**Given records**

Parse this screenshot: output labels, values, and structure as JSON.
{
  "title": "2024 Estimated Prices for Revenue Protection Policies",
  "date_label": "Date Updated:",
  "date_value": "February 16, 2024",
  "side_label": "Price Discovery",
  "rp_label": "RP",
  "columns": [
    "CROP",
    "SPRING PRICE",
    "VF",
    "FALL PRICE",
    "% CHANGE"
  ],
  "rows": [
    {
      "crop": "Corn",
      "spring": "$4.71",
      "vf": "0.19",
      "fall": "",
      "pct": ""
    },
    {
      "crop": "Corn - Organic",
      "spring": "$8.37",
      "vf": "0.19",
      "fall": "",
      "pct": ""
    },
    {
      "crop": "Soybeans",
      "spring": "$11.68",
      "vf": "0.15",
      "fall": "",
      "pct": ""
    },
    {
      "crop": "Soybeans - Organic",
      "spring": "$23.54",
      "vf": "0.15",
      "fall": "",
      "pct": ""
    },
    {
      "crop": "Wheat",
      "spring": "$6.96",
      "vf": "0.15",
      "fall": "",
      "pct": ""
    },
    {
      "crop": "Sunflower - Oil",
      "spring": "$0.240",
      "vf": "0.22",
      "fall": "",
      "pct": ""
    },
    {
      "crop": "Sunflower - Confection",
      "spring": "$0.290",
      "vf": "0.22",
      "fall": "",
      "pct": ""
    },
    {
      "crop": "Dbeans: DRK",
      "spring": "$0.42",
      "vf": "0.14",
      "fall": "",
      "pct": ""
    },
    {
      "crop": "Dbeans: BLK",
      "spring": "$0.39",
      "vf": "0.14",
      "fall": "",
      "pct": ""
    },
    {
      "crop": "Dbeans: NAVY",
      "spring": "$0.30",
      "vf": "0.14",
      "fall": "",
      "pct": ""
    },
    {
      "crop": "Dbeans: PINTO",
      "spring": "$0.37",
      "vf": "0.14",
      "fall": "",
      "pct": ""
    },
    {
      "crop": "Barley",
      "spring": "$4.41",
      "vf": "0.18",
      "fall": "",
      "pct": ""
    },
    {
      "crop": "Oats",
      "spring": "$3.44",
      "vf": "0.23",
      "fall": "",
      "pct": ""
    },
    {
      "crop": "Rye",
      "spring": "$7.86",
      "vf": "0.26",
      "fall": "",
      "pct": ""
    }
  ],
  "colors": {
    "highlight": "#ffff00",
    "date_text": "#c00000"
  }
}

**Set task**
Retype the records above exactly.

**Output for this task**
Parse this screenshot: output labels, values, and structure as JSON.
{
  "title": "2024 Estimated Prices for Revenue Protection Policies",
  "date_label": "Date Updated:",
  "date_value": "February 16, 2024",
  "side_label": "Price Discovery",
  "rp_label": "RP",
  "columns": [
    "CROP",
    "SPRING PRICE",
    "VF",
    "FALL PRICE",
    "% CHANGE"
  ],
  "rows": [
    {
      "crop": "Corn",
      "spring": "$4.71",
      "vf": "0.19",
      "fall": "",
      "pct": ""
    },
    {
      "crop": "Corn - Organic",
      "spring": "$8.37",
      "vf": "0.19",
      "fall": "",
      "pct": ""
    },
    {
      "crop": "Soybeans",
      "spring": "$11.68",
      "vf": "0.15",
      "fall": "",
      "pct": ""
    },
    {
      "crop": "Soybeans - Organic",
      "spring": "$23.54",
      "vf": "0.15",
      "fall": "",
      "pct": ""
    },
    {
      "crop": "Wheat",
      "spring": "$6.96",
      "vf": "0.15",
      "fall": "",
      "pct": ""
    },
    {
      "crop": "Sunflower - Oil",
      "spring": "$0.240",
      "vf": "0.22",
      "fall": "",
      "pct": ""
    },
    {
      "crop": "Sunflower - Confection",
      "spring": "$0.290",
      "vf": "0.22",
      "fall": "",
      "pct": ""
    },
    {
      "crop": "Dbeans: DRK",
      "spring": "$0.42",
      "vf": "0.14",
      "fall": "",
      "pct": ""
    },
    {
      "crop": "Dbeans: BLK",
      "spring": "$0.39",
      "vf": "0.14",
      "fall": "",
      "pct": ""
    },
    {
      "crop": "Dbeans: NAVY",
      "spring": "$0.30",
      "vf": "0.14",
      "fall": "",
      "pct": ""
    },
    {
      "crop": "Dbeans: PINTO",
      "spring": "$0.37",
      "vf": "0.14",
      "fall": "",
      "pct": ""
    },
    {
      "crop": "Barley",
      "spring": "$4.41",
      "vf": "0.18",
      "fall": "",
      "pct": ""
    },
    {
      "crop": "Oats",
      "spring": "$3.44",
      "vf": "0.23",
      "fall": "",
      "pct": ""
    },
    {
      "crop": "Rye",
      "spring": "$7.86",
      "vf": "0.26",
      "fall": "",
      "pct": ""
    }
  ],
  "colors": {
    "highlight": "#ffff00",
    "date_text": "#c00000"
  }
}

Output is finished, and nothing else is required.